• [待办事项]
1. 请逐字摘录这篇 pandas 常用代码文章中的一段，从包含“11. 从PDF读取表格数据”的文字开始，到“df = read_pdf('test.pdf', pages='all')”为止。
2. 把下方列表中从包含“x-tick-label: 100 [252, 242, 275, 256]”的那一行起直到列表末尾的各行转换成 JSON 字符串数组，每行对应一个字符串，首尾两行都要包括，空行不计。结果中不要放入图片。

• [来源]
------------------------------------------------------------
Python - pandas 之常用代码块[转]

博主： AIHGF
发布时间：2022 年 04 月 19 日
2124 次浏览
暂无评论
9182字数
分类： Python

原文：40 Useful Pandas Snippets Pandas snippets that come in handy in data analysis work - 2022.04.20

1. 过滤列数据

Filter columns.

只需要数据集的几列，如：

pd.read_csv("data.csv", usecols=["date", "price"])

2. 读取时解析日期

Parse dates on read.

pd.read_csv("data.csv", parse_dates=["date"])

3. 指定数据类型

Specify Data Types.

读取数据时，设置数据类型分类，以节省内存.

pd.read_csv("data.csv", dtype={"house_type": "category"})

4. 设置索引

Set index.

设置索引，尤其对于时间序列比较有用.

pd.read_csv("data.csv", index_col="date")

5. 读取的行数

No. of rows to read.

只读取数据集中的部分数据.

#100 行数据
pd.read_csv("data.csv", nrows=100)

6. 跳过行

Skip rows.

跳过某些行的数据，

#跳过第1行和第5行
pd.read_csv("data.csv", skiprows=[1, 5])

#跳过前100行
pd.read_csv("data.csv", skiprows=100)

#跳过 90% 的行
pd.read_csv("data.csv", skiprows=lambda x: x > 0 and np.random.rand() > 0.1)

7. 指定 NA 值

Specify NA Values.

如果数据的值有NA，即，如是 ? 等，将其设置为读取，以便以后不用再转换.

pd.read_csv("data.csv", na_values=["?"])

8. 设定布尔值

Setting boolean values.

如果某一列数据的格式是 Yes 和 No的形式，

pd.read_csv("data.csv", true_values=["yes"], false_values=["no"])

9. 读取多个文件

Read from multiple files.

如果数据被存储在多个文件里，

import glob
import os

files = glob.glob("file_*.csv")

result = pd.concat([pd.read_csv(f) for f in files], ignore_index=True)

10. 复制粘贴数据到DataFrames

Copy and Paste into Data Frames.

从剪切板复制粘贴数据，

 df = pd.read_clipboard()

11. 从PDF读取表格数据

Read tables from PDF files.

# pip install tabula-py

from tabula import read_pdf
# Read pdf into list of DataFrame
df = read_pdf('test.pdf', pages='all')

12. 探索性数据分析

EDA，Exploratory Data Analysis，探索性数据分析

EDA cheat.
------------------------------------------------------------
基于图像的版面条目:
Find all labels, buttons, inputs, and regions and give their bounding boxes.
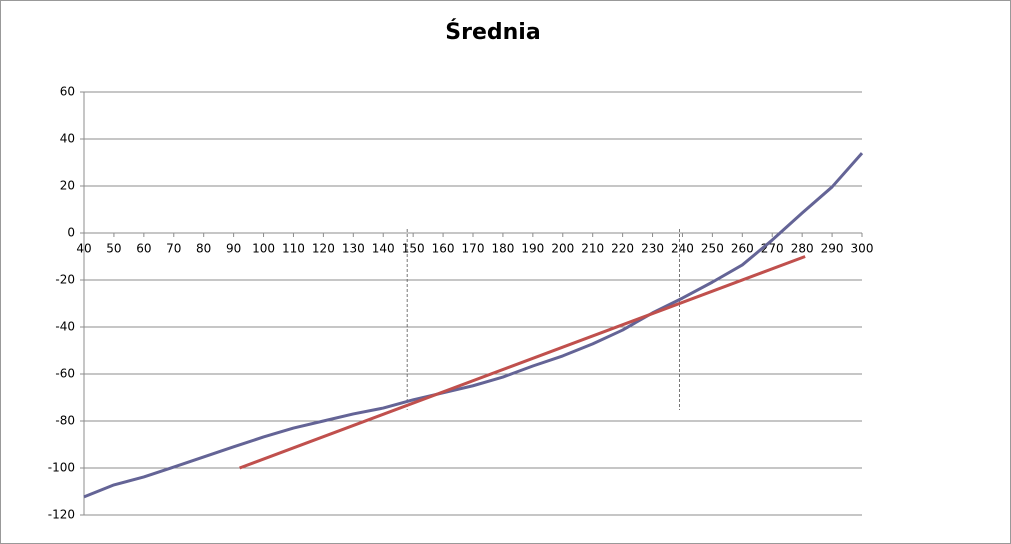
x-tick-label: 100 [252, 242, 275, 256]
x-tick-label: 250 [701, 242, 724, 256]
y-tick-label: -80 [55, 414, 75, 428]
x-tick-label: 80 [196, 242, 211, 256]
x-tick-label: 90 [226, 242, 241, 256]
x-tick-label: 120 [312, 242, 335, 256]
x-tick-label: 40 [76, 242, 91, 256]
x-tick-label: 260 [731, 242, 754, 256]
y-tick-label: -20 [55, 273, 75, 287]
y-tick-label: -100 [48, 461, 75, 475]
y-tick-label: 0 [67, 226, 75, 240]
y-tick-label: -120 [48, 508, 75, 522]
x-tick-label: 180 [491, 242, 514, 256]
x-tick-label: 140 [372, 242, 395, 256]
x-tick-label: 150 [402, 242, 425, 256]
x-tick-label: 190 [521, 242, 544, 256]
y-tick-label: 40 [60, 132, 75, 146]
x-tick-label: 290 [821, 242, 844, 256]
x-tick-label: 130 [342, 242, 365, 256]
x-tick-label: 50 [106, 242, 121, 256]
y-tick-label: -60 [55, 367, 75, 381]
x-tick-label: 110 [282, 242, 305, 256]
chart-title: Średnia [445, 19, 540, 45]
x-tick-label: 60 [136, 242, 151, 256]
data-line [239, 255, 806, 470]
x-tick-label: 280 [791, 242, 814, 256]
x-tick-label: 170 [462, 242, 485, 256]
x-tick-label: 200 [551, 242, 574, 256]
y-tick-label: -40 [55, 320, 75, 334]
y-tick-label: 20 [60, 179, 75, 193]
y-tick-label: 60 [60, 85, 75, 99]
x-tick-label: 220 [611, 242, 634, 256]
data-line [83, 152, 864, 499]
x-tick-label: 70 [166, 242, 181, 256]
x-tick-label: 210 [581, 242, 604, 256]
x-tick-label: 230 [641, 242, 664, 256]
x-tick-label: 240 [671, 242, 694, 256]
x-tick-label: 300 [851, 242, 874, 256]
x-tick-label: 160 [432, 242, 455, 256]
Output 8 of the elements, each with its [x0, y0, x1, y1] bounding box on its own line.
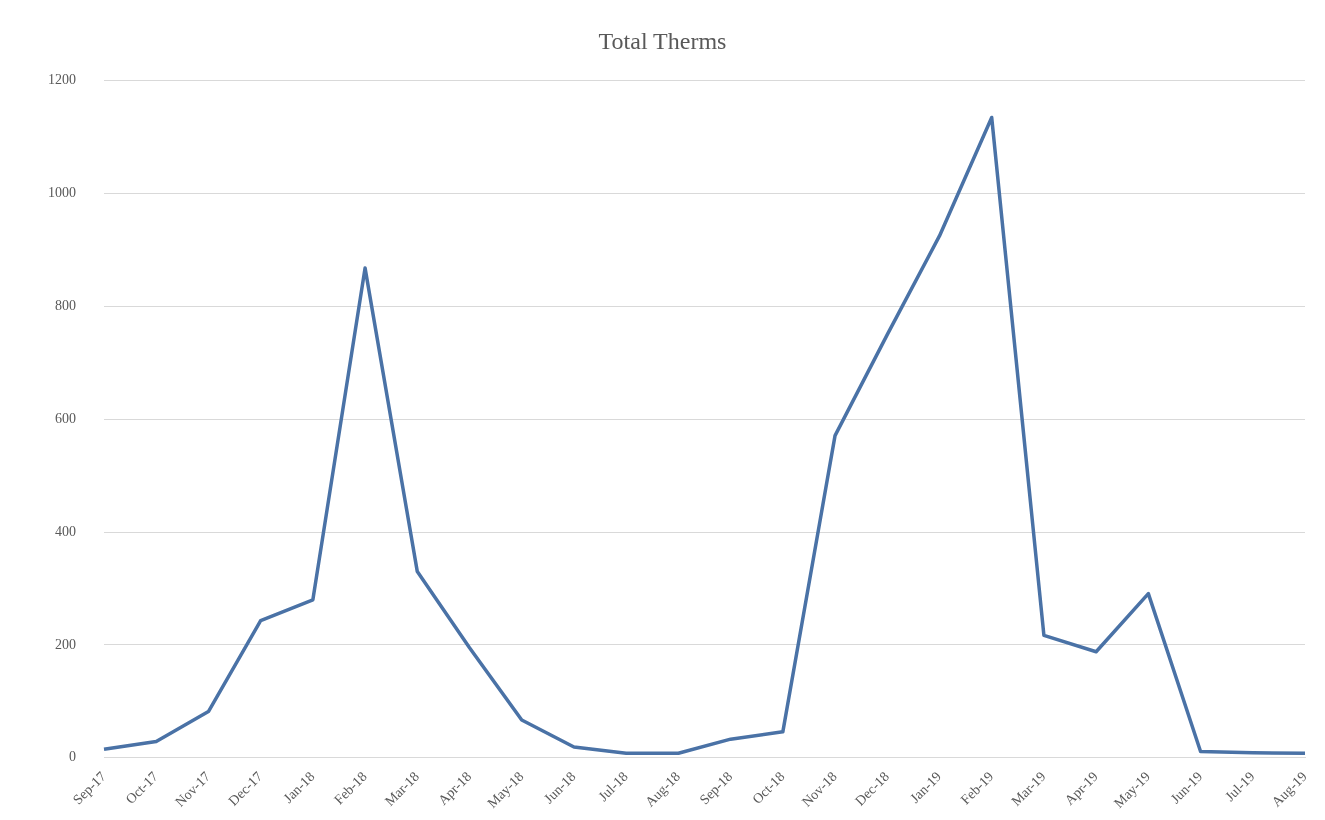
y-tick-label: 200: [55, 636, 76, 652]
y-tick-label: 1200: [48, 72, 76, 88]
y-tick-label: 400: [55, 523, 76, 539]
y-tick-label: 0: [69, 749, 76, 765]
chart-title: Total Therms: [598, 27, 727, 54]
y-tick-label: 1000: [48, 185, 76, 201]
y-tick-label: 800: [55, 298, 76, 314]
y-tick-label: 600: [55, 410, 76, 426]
------------------------------------------------------------
• [答案列表]
1.
11. 从PDF读取表格数据

Read tables from PDF files.

# pip install tabula-py

from tabula import read_pdf
# Read pdf into list of DataFrame
df = read_pdf('test.pdf', pages='all')

2.
[
  "x-tick-label: 100 [252, 242, 275, 256]",
  "x-tick-label: 250 [701, 242, 724, 256]",
  "y-tick-label: -80 [55, 414, 75, 428]",
  "x-tick-label: 80 [196, 242, 211, 256]",
  "x-tick-label: 90 [226, 242, 241, 256]",
  "x-tick-label: 120 [312, 242, 335, 256]",
  "x-tick-label: 40 [76, 242, 91, 256]",
  "x-tick-label: 260 [731, 242, 754, 256]",
  "y-tick-label: -20 [55, 273, 75, 287]",
  "y-tick-label: -100 [48, 461, 75, 475]",
  "y-tick-label: 0 [67, 226, 75, 240]",
  "y-tick-label: -120 [48, 508, 75, 522]",
  "x-tick-label: 180 [491, 242, 514, 256]",
  "x-tick-label: 140 [372, 242, 395, 256]",
  "x-tick-label: 150 [402, 242, 425, 256]",
  "x-tick-label: 190 [521, 242, 544, 256]",
  "y-tick-label: 40 [60, 132, 75, 146]",
  "x-tick-label: 290 [821, 242, 844, 256]",
  "x-tick-label: 130 [342, 242, 365, 256]",
  "x-tick-label: 50 [106, 242, 121, 256]",
  "y-tick-label: -60 [55, 367, 75, 381]",
  "x-tick-label: 110 [282, 242, 305, 256]",
  "chart-title: Średnia [445, 19, 540, 45]",
  "x-tick-label: 60 [136, 242, 151, 256]",
  "data-line [239, 255, 806, 470]",
  "x-tick-label: 280 [791, 242, 814, 256]",
  "x-tick-label: 170 [462, 242, 485, 256]",
  "x-tick-label: 200 [551, 242, 574, 256]",
  "y-tick-label: -40 [55, 320, 75, 334]",
  "y-tick-label: 20 [60, 179, 75, 193]",
  "y-tick-label: 60 [60, 85, 75, 99]",
  "x-tick-label: 220 [611, 242, 634, 256]",
  "data-line [83, 152, 864, 499]",
  "x-tick-label: 70 [166, 242, 181, 256]",
  "x-tick-label: 210 [581, 242, 604, 256]",
  "x-tick-label: 230 [641, 242, 664, 256]",
  "x-tick-label: 240 [671, 242, 694, 256]",
  "x-tick-label: 300 [851, 242, 874, 256]",
  "x-tick-label: 160 [432, 242, 455, 256]",
  "Output 8 of the elements, each with its [x0, y0, x1, y1] bounding box on its own line.",
  "y-tick-label: 200: [55, 636, 76, 652]",
  "y-tick-label: 1200: [48, 72, 76, 88]",
  "y-tick-label: 400: [55, 523, 76, 539]",
  "y-tick-label: 0: [69, 749, 76, 765]",
  "chart-title: Total Therms: [598, 27, 727, 54]",
  "y-tick-label: 1000: [48, 185, 76, 201]",
  "y-tick-label: 800: [55, 298, 76, 314]",
  "y-tick-label: 600: [55, 410, 76, 426]"
]